*Given problem*. All the data must come back unchanged, except that pictures are left out.

*A block of data*.

────────────────────────────────────────

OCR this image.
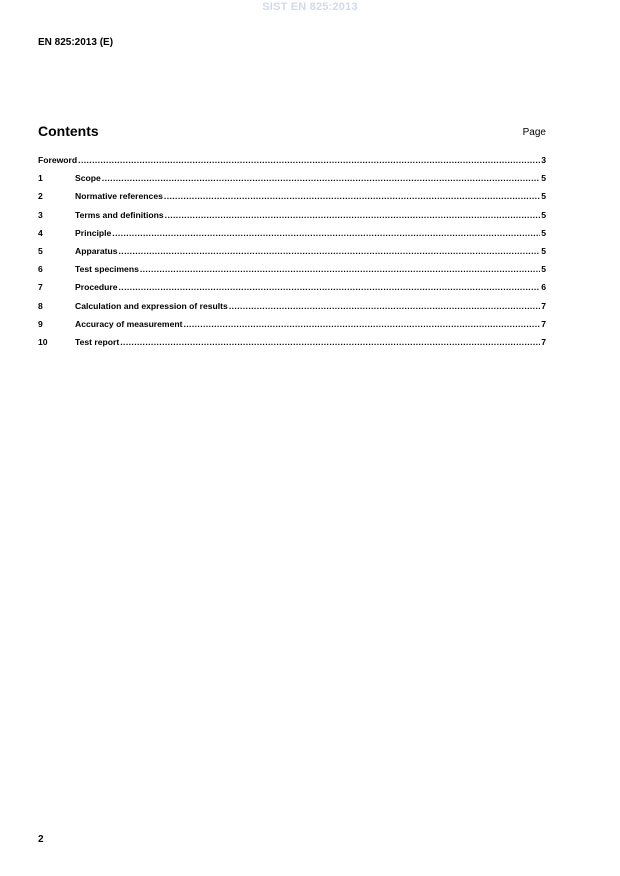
SIST EN 825:2013
EN 825:2013 (E)
Contents	Page
Foreword .....	3
1	Scope .....	5
2	Normative references .....	5
3	Terms and definitions .....	5
4	Principle .....	5
5	Apparatus .....	5
6	Test specimens .....	5
7	Procedure .....	6
8	Calculation and expression of results .....	7
9	Accuracy of measurement .....	7
10	Test report .....	7
2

────────────────────────────────────────

*Completed exercise*.
OCR this image.
SIST EN 825:2013
EN 825:2013 (E)
Contents	Page
Foreword .....	3
1	Scope .....	5
2	Normative references .....	5
3	Terms and definitions .....	5
4	Principle .....	5
5	Apparatus .....	5
6	Test specimens .....	5
7	Procedure .....	6
8	Calculation and expression of results .....	7
9	Accuracy of measurement .....	7
10	Test report .....	7
2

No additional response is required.